**What is being asked**
Look through the data below and return each line where "subtitle" appears.

**Source records**
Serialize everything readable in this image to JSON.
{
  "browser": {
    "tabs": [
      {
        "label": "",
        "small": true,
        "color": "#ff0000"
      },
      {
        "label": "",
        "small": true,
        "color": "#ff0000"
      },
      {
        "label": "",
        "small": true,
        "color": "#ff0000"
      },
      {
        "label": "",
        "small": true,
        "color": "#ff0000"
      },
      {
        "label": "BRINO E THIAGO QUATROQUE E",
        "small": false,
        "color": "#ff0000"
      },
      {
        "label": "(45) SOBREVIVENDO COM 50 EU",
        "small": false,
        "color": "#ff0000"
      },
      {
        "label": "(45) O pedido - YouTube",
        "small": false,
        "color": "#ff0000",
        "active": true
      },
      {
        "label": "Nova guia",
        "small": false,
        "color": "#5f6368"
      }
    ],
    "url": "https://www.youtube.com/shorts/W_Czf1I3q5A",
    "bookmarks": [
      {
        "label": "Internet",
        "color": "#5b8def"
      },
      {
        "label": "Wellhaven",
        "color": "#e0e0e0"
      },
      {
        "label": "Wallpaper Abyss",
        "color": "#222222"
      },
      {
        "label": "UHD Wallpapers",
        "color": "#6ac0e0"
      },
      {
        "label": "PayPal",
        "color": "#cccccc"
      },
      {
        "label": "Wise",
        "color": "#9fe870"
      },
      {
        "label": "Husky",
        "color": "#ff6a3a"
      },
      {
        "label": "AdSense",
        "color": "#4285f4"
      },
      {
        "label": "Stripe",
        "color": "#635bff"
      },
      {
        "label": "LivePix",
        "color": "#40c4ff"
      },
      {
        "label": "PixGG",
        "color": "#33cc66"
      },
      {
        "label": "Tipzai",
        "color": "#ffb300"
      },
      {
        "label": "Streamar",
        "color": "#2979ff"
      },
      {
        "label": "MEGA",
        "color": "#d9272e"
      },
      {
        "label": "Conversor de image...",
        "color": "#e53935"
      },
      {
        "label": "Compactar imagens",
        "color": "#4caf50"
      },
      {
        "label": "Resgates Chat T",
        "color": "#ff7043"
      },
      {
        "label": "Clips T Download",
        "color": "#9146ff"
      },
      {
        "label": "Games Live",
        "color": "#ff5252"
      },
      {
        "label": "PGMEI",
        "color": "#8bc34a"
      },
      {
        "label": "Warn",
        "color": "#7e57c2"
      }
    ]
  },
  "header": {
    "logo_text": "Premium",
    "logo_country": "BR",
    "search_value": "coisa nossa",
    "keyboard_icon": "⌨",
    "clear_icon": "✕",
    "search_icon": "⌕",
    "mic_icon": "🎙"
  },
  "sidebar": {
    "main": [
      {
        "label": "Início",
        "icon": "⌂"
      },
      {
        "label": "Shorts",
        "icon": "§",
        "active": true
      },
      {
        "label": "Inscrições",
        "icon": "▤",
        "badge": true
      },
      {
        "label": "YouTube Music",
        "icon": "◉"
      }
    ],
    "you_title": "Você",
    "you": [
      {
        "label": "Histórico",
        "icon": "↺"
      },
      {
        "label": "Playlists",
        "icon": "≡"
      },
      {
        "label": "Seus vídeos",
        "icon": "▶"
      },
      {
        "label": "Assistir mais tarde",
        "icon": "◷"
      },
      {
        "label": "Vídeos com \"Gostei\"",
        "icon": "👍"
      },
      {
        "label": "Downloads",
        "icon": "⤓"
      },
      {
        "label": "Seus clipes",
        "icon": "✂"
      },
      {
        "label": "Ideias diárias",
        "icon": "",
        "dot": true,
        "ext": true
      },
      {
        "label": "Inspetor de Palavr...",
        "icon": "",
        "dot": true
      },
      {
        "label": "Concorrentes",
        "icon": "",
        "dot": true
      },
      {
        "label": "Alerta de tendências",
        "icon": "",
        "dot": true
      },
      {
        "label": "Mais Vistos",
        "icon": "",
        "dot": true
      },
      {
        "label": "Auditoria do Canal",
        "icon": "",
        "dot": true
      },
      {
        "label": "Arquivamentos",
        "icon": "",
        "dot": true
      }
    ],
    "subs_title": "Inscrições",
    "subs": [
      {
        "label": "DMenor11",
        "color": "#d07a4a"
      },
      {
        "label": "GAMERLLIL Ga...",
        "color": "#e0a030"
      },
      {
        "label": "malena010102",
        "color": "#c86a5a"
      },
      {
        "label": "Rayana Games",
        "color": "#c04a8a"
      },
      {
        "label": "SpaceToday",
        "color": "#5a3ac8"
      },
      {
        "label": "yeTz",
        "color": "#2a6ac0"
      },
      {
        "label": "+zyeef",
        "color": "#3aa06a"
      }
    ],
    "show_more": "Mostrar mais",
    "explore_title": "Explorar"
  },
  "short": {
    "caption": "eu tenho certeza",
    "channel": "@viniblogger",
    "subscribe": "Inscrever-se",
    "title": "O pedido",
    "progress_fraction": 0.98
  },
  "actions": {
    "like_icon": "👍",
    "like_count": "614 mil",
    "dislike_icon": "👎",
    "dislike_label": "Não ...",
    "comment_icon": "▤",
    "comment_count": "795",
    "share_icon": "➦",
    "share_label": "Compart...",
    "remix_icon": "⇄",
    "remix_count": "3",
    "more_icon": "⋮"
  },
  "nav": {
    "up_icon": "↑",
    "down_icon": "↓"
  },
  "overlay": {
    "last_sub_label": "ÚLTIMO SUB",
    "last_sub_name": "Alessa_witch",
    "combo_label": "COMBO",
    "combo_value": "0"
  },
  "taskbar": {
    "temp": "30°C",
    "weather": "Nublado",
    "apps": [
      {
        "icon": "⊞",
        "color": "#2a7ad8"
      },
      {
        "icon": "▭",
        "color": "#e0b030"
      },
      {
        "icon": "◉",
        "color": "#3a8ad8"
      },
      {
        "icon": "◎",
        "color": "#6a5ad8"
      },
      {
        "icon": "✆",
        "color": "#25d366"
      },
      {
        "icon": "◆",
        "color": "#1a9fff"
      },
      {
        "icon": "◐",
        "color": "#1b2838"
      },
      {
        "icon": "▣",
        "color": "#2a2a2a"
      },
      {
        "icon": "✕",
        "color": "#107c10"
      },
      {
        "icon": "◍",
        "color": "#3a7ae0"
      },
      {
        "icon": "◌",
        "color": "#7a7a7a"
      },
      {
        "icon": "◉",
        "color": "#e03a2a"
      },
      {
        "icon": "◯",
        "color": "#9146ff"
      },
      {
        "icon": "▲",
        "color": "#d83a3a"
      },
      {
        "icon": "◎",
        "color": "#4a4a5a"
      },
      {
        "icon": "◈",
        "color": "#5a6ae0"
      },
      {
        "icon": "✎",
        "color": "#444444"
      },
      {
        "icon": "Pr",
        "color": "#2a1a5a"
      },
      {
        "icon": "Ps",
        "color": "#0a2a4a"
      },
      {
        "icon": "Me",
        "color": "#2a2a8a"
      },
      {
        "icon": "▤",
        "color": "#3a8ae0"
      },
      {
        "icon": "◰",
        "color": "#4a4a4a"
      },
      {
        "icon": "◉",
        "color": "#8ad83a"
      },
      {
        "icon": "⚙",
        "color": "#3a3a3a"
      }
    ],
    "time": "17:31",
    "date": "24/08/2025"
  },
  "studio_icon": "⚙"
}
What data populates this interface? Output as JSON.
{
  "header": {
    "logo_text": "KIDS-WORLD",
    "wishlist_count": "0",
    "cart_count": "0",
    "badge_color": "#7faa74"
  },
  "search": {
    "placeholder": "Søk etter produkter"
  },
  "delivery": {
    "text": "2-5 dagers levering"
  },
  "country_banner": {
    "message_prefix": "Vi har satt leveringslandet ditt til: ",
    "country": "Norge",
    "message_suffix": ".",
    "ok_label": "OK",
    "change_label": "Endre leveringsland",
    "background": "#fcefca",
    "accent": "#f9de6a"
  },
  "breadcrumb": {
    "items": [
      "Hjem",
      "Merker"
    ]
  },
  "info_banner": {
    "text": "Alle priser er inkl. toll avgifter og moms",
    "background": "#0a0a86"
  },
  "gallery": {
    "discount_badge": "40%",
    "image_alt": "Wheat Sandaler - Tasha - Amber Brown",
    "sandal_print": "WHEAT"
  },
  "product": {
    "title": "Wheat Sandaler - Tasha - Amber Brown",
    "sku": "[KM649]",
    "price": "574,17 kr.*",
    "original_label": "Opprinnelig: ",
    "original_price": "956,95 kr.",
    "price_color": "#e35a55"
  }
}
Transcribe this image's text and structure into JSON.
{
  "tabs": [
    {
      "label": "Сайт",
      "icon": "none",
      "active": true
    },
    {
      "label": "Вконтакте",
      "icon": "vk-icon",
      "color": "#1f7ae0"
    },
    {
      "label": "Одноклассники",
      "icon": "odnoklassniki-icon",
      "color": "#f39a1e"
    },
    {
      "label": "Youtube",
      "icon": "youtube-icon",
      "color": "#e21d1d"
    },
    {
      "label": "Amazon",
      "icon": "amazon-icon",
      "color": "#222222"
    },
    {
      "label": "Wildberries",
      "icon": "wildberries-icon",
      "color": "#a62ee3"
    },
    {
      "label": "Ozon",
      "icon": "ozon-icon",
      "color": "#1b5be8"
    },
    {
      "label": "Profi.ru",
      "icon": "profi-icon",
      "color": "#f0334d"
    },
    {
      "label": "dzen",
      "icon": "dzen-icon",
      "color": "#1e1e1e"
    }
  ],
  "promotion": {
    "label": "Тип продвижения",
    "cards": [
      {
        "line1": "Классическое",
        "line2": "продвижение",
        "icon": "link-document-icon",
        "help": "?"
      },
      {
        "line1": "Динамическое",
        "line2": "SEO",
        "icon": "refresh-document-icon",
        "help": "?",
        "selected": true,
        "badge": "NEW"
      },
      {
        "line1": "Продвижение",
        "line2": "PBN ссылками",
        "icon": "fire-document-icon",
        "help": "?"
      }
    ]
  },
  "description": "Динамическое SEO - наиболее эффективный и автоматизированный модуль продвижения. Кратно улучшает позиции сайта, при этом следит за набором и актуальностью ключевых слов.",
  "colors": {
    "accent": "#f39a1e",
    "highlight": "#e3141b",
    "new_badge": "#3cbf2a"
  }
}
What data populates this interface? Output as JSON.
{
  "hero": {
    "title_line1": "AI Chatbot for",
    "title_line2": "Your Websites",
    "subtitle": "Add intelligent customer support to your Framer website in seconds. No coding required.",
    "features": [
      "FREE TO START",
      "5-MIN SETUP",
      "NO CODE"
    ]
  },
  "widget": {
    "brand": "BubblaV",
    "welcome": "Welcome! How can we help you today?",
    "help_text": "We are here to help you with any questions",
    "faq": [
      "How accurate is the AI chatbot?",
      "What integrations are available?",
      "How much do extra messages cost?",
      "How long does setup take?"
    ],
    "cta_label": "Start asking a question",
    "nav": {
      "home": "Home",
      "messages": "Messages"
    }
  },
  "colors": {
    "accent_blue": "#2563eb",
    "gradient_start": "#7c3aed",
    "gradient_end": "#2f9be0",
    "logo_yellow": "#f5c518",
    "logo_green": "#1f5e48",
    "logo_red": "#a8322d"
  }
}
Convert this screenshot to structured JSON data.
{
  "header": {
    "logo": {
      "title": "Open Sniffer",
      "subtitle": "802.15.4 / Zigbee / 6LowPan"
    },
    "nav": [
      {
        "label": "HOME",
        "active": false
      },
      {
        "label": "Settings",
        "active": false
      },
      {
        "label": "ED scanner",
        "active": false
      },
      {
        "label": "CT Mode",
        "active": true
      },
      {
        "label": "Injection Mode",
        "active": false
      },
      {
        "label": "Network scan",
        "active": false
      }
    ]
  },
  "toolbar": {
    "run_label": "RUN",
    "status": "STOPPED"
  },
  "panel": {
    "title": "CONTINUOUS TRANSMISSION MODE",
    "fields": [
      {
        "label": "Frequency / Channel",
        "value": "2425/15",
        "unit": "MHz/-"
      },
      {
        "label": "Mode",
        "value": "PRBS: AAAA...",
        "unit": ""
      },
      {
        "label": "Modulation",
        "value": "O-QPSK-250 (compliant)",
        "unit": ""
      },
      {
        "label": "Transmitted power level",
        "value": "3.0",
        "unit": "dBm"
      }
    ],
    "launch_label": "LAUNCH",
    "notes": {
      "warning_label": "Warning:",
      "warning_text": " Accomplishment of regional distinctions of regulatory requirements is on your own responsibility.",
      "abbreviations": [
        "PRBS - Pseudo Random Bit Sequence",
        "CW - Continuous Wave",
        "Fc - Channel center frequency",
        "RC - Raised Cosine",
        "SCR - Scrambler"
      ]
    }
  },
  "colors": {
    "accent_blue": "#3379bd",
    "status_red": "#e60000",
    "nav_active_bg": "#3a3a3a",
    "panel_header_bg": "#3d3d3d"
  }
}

**The answer**
    "subtitle": "Add intelligent customer support to your Framer website in seconds. No coding required.",
      "subtitle": "802.15.4 / Zigbee / 6LowPan"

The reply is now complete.